WORK TO BE COMPLETED
Find each line with the word "steps" in it, then give the total alone.

##### DATA FOR THIS EXERCISE

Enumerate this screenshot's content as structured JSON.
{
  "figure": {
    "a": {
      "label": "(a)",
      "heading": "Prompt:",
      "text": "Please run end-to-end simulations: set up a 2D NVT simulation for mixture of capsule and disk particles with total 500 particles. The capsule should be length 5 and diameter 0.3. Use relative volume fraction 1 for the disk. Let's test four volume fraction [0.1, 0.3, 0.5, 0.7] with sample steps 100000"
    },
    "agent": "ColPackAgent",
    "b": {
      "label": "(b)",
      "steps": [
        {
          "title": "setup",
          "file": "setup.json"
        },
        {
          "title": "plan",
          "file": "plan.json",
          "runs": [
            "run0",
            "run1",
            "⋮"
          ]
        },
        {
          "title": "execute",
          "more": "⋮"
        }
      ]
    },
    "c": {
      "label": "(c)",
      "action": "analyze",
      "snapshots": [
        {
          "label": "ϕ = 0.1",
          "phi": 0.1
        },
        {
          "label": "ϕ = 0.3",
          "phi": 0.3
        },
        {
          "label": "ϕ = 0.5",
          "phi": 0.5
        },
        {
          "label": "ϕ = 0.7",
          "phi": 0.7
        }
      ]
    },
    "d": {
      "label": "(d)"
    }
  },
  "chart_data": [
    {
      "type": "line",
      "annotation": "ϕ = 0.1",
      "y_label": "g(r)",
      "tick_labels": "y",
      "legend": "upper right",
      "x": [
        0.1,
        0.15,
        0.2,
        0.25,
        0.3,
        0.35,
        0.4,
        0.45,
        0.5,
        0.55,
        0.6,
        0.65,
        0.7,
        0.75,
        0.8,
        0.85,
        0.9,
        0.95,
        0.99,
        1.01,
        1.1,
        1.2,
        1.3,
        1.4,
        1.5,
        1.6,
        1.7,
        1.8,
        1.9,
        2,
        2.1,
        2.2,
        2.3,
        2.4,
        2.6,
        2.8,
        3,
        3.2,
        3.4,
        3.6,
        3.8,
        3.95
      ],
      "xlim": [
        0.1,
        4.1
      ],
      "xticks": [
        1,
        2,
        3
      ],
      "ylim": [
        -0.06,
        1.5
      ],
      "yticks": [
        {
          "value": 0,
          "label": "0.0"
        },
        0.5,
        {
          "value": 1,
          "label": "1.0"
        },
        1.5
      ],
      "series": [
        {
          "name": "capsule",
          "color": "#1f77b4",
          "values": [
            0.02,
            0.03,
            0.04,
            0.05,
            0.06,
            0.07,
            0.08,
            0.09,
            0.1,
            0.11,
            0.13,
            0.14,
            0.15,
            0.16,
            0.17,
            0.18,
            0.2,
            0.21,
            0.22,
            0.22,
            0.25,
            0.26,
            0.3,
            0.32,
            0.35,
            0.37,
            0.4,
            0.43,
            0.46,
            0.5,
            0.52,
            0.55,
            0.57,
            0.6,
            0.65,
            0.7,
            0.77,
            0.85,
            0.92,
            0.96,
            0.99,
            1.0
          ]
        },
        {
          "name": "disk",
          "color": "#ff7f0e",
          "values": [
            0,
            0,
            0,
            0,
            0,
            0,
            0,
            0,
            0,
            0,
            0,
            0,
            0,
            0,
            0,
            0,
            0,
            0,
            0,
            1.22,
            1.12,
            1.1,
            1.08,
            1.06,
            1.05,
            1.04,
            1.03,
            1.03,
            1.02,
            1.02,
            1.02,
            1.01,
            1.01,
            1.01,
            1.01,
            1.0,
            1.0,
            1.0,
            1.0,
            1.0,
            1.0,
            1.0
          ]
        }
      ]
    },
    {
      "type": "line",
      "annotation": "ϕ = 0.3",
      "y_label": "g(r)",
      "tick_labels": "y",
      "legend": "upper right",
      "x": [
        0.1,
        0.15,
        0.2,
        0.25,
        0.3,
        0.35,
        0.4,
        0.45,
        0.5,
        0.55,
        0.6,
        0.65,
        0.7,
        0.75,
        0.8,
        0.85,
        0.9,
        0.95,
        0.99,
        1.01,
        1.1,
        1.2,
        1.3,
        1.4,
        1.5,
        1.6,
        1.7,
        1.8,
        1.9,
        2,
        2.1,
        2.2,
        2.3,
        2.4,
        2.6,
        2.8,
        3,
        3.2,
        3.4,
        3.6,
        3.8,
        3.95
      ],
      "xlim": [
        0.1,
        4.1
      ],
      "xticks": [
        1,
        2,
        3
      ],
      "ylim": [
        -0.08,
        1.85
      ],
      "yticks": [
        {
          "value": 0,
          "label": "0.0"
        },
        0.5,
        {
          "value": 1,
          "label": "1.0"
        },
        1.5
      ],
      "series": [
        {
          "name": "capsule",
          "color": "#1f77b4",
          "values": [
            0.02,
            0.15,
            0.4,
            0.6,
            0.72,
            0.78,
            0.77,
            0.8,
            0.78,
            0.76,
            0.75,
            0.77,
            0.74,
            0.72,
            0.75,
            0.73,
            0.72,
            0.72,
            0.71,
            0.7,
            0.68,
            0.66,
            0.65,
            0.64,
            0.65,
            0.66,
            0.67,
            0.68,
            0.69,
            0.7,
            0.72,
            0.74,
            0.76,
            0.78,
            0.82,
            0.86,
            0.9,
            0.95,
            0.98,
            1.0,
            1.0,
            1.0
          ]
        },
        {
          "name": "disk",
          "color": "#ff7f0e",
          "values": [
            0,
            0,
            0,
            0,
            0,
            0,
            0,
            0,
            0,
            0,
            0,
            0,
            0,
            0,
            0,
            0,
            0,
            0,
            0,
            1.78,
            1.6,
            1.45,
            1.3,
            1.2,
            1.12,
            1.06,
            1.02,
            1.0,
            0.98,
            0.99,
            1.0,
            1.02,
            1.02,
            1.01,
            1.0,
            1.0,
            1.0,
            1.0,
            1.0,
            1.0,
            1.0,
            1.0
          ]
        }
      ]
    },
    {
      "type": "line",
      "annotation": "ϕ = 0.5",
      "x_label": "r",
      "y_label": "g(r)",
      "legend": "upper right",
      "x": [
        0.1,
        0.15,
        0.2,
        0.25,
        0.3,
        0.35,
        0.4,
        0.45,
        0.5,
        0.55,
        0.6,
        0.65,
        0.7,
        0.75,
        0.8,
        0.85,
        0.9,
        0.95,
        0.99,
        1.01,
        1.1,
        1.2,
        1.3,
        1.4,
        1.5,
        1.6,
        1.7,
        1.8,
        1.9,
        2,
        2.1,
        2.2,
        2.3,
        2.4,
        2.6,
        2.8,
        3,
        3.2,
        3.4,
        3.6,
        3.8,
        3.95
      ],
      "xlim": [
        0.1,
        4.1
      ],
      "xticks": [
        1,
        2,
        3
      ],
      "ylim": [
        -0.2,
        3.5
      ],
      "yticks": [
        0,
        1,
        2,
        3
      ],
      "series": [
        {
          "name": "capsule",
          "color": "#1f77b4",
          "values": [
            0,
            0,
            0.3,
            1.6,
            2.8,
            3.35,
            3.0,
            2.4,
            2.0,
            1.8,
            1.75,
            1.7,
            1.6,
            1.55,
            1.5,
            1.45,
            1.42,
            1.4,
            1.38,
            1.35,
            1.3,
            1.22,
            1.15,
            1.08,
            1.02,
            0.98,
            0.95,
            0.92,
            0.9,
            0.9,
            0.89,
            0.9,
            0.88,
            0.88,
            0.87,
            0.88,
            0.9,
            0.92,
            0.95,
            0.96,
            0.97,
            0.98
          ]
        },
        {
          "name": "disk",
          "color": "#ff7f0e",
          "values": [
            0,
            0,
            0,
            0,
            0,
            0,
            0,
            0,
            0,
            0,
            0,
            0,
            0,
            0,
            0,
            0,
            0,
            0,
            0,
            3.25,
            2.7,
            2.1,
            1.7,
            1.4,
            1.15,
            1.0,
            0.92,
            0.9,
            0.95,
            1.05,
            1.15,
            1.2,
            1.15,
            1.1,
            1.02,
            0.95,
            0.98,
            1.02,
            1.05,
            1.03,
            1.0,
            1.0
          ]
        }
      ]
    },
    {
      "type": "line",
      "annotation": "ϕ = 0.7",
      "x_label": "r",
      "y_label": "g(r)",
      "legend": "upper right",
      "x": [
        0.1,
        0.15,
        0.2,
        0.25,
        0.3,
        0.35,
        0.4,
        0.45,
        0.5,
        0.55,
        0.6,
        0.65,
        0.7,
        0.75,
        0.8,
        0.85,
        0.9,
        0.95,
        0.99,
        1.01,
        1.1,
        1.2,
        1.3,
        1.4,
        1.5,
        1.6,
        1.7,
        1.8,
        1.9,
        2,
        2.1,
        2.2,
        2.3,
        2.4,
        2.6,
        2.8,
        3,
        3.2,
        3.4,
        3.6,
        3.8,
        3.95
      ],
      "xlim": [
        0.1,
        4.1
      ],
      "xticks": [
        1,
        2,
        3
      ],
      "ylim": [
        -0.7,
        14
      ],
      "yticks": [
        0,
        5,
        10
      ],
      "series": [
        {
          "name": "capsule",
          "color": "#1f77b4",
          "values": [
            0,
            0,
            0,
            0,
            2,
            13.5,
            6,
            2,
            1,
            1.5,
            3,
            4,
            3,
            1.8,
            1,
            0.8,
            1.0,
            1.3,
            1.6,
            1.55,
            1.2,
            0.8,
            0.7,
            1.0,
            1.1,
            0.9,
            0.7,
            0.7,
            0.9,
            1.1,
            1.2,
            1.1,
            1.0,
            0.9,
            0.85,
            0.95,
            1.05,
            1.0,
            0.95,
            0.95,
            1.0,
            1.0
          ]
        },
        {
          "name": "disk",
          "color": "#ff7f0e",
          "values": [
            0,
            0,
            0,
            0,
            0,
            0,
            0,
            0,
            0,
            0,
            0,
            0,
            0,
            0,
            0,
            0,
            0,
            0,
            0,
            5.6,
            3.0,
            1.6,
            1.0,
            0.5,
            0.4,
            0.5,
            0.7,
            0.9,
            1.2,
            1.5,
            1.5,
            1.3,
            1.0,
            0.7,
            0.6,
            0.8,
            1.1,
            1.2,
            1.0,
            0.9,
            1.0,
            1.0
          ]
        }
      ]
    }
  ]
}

##########

EXERCISE ANSWER
2